### WHAT THE EXERCISE ASKS
Look through the data below. Show each line where the string "Наименование" occurs.

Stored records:

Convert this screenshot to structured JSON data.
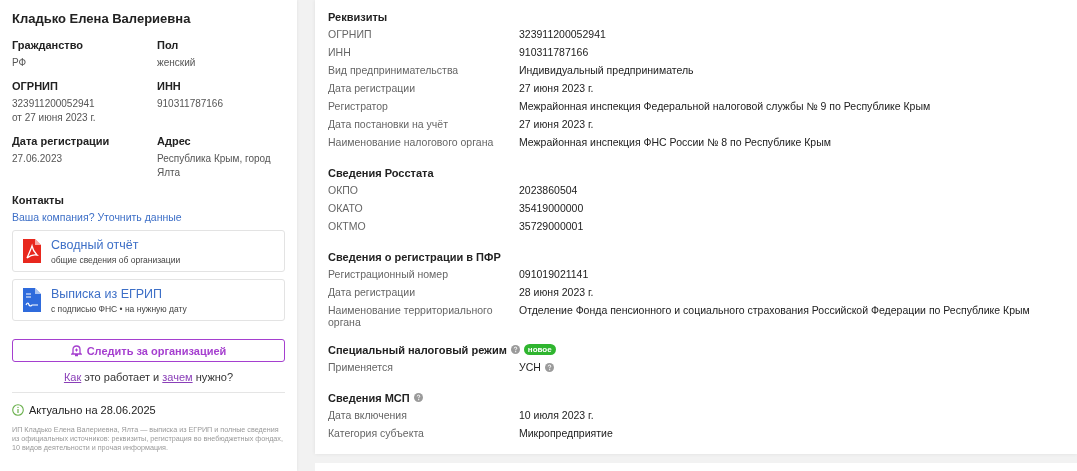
{
  "profile": {
    "name": "Кладько Елена Валериевна",
    "fields": [
      {
        "label": "Гражданство",
        "lines": [
          "РФ"
        ]
      },
      {
        "label": "Пол",
        "lines": [
          "женский"
        ]
      },
      {
        "label": "ОГРНИП",
        "lines": [
          "323911200052941",
          "от 27 июня 2023 г."
        ]
      },
      {
        "label": "ИНН",
        "lines": [
          "910311787166"
        ]
      },
      {
        "label": "Дата регистрации",
        "lines": [
          "27.06.2023"
        ]
      },
      {
        "label": "Адрес",
        "lines": [
          "Республика Крым, город Ялта"
        ]
      }
    ],
    "contacts_title": "Контакты",
    "contacts_link": "Ваша компания? Уточнить данные",
    "documents": [
      {
        "kind": "pdf",
        "title": "Сводный отчёт",
        "subtitle": "общие сведения об организации"
      },
      {
        "kind": "doc",
        "title": "Выписка из ЕГРИП",
        "subtitle": "с подписью ФНС • на нужную дату"
      }
    ],
    "follow_button": "Следить за организацией",
    "how_parts": [
      {
        "kind": "link",
        "text": "Как"
      },
      {
        "kind": "text",
        "text": " это работает и "
      },
      {
        "kind": "link",
        "text": "зачем"
      },
      {
        "kind": "text",
        "text": " нужно?"
      }
    ],
    "actual": "Актуально на 28.06.2025",
    "description": "ИП Кладько Елена Валериевна, Ялта — выписка из ЕГРИП и полные сведения из официальных источников: реквизиты, регистрация во внебюджетных фондах, 10 видов деятельности и прочая информация."
  },
  "sections": [
    {
      "title": "Реквизиты",
      "help": false,
      "rows": [
        {
          "label": "ОГРНИП",
          "value": "323911200052941",
          "help": false
        },
        {
          "label": "ИНН",
          "value": "910311787166",
          "help": false
        },
        {
          "label": "Вид предпринимательства",
          "value": "Индивидуальный предприниматель",
          "help": false
        },
        {
          "label": "Дата регистрации",
          "value": "27 июня 2023 г.",
          "help": false
        },
        {
          "label": "Регистратор",
          "value": "Межрайонная инспекция Федеральной налоговой службы № 9 по Республике Крым",
          "help": false
        },
        {
          "label": "Дата постановки на учёт",
          "value": "27 июня 2023 г.",
          "help": false
        },
        {
          "label": "Наименование налогового органа",
          "value": "Межрайонная инспекция ФНС России № 8 по Республике Крым",
          "help": false
        }
      ]
    },
    {
      "title": "Сведения Росстата",
      "help": false,
      "rows": [
        {
          "label": "ОКПО",
          "value": "2023860504",
          "help": false
        },
        {
          "label": "ОКАТО",
          "value": "35419000000",
          "help": false
        },
        {
          "label": "ОКТМО",
          "value": "35729000001",
          "help": false
        }
      ]
    },
    {
      "title": "Сведения о регистрации в ПФР",
      "help": false,
      "rows": [
        {
          "label": "Регистрационный номер",
          "value": "091019021141",
          "help": false
        },
        {
          "label": "Дата регистрации",
          "value": "28 июня 2023 г.",
          "help": false
        },
        {
          "label": "Наименование территориального органа",
          "value": "Отделение Фонда пенсионного и социального страхования Российской Федерации по Республике Крым",
          "help": false
        }
      ]
    },
    {
      "title": "Специальный налоговый режим",
      "help": true,
      "badge": "новое",
      "rows": [
        {
          "label": "Применяется",
          "value": "УСН",
          "help": true
        }
      ]
    },
    {
      "title": "Сведения МСП",
      "help": true,
      "rows": [
        {
          "label": "Дата включения",
          "value": "10 июля 2023 г.",
          "help": false
        },
        {
          "label": "Категория субъекта",
          "value": "Микропредприятие",
          "help": false
        }
      ]
    }
  ]
}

### SOLUTION TO THIS EXERCISE
          "label": "Наименование налогового органа",
          "label": "Наименование территориального органа",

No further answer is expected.